• **AUFGABE 1**: Ordne die Zeilen der Rohdaten von der Zeile mit "follow-up-prompt: 还可以接着问我: bbox=[629, 455, 724, 470]" bis zur Zeile mit "success-status: ✓ 指令生成成功" als Markdown-Tabelle mit den Spalten „Position“ und „Inhalt“ an. Lass dabei leere Zeilen weg.

• **AUSGEWÄHLTER TEXT**:

Berlin. Der Bundestag hat beschlossen, den Solidaritätszuschlag für rund 90 Prozent aller Zahler abzuschaffen. Kritik kommt aus der Wirtschaft.

Der Solidaritätszuschlag, auch Soli genannt, wird für 90 Prozent der Zahler ab 2021 abgeschafft. Das hat der Bundestag am Donnerstag beschlossen. Alle anderen zahlen ab 2021 keinen Soli mehr – das steht jetzt fest. Nur die Reichsten sollen weiter zur Kasse gebeten werden.

Was das für den Einzelnen bedeutet, ist noch fraglich und pauschal nicht zu beantworten. So zahlen beispielsweise nicht alle Rentner den Solidaritätszuschlag, sondern nur die, die auch Steuern zahlen. Dementsprechend fällt er auch nur für die Rentner, die Einkommenssteuer abführen, weg. Lesen Sie auch: Soli, Rente und Mindestlohn: Das ändert sich 2021

Aus der Wirtschaft kommt massive Kritik an der vom Bundestag beschlossenen Abschaffung – verbunden mit Ankündigungen einer Verfassungsbeschwerde. Der Präsident des Bundesverbandes mittelständische Wirtschaft, Mario Ohoven, sagte am Donnerstag der Deutschen Presse-Agentur: „Die Mehrzahl der Abgeordneten des Deutschen Bundestags hat heute mit dem Soli-Beschluss sehenden Auges gegen unsere Verfassung verstoßen.“

Soli wird abgeschafft – Das Wichtigste in Kürze:

  • Der Bundestag hat die Abschaffung des Solidaritätszuschlags beschlossen
  • Er wird für 90 Prozent der bisherigen Zahler abgeschafft
  • Allerdings nicht sofort: Erst ab 2021 greift die neue Regelung
  • Kritik kommt aus der Wirtschaft
  • Eine Verfassungsbeschwerde wurde bereits angekündigt
  • Der Soli-Rechner berechnet die Entlastung für Bürger

Ist Soli-Abschaffung verfassungswidrig?

• **AUFGABE 2**: Ab welchem Jahr entfällt laut dem Artikel zur Soli-Abschaffung der Solidaritätszuschlag für 90 Prozent der Zahler?

• **ROHDATEN**:

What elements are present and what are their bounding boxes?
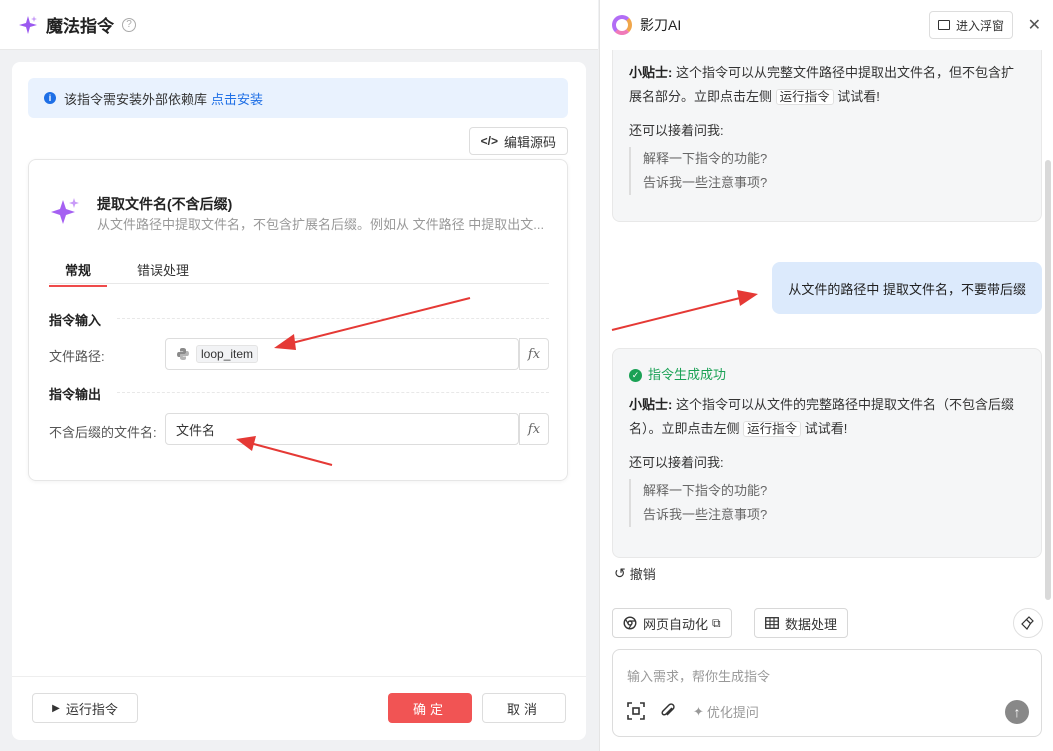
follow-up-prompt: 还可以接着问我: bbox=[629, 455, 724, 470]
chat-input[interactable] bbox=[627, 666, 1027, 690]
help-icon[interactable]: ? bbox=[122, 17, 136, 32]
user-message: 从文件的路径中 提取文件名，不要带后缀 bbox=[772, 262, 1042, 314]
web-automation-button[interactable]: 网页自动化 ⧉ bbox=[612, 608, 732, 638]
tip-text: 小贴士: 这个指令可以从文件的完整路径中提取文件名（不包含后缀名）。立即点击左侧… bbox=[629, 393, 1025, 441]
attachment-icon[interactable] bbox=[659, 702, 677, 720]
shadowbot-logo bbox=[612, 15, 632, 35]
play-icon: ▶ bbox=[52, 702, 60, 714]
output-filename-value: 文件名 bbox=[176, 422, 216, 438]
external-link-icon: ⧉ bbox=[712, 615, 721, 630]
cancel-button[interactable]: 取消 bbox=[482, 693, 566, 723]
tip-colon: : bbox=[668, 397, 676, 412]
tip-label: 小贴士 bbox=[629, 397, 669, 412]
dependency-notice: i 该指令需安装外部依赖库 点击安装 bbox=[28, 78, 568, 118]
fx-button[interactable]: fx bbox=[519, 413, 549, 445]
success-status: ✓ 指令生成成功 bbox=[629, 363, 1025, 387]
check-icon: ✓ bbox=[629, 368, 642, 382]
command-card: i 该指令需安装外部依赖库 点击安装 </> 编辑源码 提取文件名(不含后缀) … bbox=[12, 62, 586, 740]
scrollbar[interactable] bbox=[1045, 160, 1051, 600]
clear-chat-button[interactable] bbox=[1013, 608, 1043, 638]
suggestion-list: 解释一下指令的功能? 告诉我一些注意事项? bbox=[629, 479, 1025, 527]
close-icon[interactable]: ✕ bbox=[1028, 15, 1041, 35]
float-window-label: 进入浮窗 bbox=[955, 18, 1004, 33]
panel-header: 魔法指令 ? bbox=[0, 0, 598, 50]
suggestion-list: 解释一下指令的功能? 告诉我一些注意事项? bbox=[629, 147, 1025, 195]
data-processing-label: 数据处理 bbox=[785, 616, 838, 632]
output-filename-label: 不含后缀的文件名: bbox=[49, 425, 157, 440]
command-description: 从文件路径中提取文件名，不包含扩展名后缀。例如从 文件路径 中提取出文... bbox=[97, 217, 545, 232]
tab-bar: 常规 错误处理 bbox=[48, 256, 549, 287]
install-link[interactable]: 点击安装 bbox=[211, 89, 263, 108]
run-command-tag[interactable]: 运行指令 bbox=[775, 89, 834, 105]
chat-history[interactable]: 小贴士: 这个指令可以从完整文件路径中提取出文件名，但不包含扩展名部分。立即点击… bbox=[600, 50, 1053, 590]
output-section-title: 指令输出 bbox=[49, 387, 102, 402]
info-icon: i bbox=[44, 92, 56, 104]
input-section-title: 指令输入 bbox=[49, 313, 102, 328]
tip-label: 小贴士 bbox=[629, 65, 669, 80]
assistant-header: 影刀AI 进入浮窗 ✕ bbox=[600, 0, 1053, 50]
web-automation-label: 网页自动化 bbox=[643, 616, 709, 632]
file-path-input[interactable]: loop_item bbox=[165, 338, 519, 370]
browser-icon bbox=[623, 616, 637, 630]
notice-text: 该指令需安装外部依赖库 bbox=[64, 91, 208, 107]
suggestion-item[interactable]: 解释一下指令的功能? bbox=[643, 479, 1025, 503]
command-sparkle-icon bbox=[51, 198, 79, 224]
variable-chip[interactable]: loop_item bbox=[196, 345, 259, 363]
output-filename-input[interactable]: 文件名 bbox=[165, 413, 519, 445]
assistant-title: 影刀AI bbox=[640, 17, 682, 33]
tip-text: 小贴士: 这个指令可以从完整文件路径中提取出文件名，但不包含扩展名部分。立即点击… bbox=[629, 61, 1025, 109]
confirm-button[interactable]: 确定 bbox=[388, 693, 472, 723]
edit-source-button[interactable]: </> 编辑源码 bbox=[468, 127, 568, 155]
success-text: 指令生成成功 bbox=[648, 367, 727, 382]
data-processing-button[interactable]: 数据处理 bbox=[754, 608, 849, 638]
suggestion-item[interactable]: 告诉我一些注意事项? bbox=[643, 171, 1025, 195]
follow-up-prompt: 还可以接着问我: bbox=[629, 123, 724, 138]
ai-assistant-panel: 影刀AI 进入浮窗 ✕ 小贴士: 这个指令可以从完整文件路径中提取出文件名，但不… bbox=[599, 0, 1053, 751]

• **VOLLSTÄNDIGE AUSGABE 1**:
| Position | Inhalt |
|---|---|
| 1 | follow-up-prompt: 还可以接着问我: bbox=[629, 455, 724, 470] |
| 2 | chat-input[interactable] bbox=[627, 666, 1027, 690] |
| 3 | help-icon[interactable]: ? bbox=[122, 17, 136, 32] |
| 4 | user-message: 从文件的路径中 提取文件名，不要带后缀 bbox=[772, 262, 1042, 314] |
| 5 | web-automation-button[interactable]: 网页自动化 ⧉ bbox=[612, 608, 732, 638] |
| 6 | tip-text: 小贴士: 这个指令可以从文件的完整路径中提取文件名（不包含后缀名）。立即点击左侧… bbox=[629, 393, 1025, 441] |
| 7 | attachment-icon[interactable] bbox=[659, 702, 677, 720] |
| 8 | shadowbot-logo bbox=[612, 15, 632, 35] |
| 9 | play-icon: ▶ bbox=[52, 702, 60, 714] |
| 10 | output-filename-value: 文件名 bbox=[176, 422, 216, 438] |
| 11 | external-link-icon: ⧉ bbox=[712, 615, 721, 630] |
| 12 | cancel-button[interactable]: 取消 bbox=[482, 693, 566, 723] |
| 13 | tip-colon: : bbox=[668, 397, 676, 412] |
| 14 | tip-label: 小贴士 bbox=[629, 397, 669, 412] |
| 15 | dependency-notice: i 该指令需安装外部依赖库 点击安装 bbox=[28, 78, 568, 118] |
| 16 | fx-button[interactable]: fx bbox=[519, 413, 549, 445] |
| 17 | success-status: ✓ 指令生成成功 bbox=[629, 363, 1025, 387] |

• **VOLLSTÄNDIGE AUSGABE 2**: Ab 2021.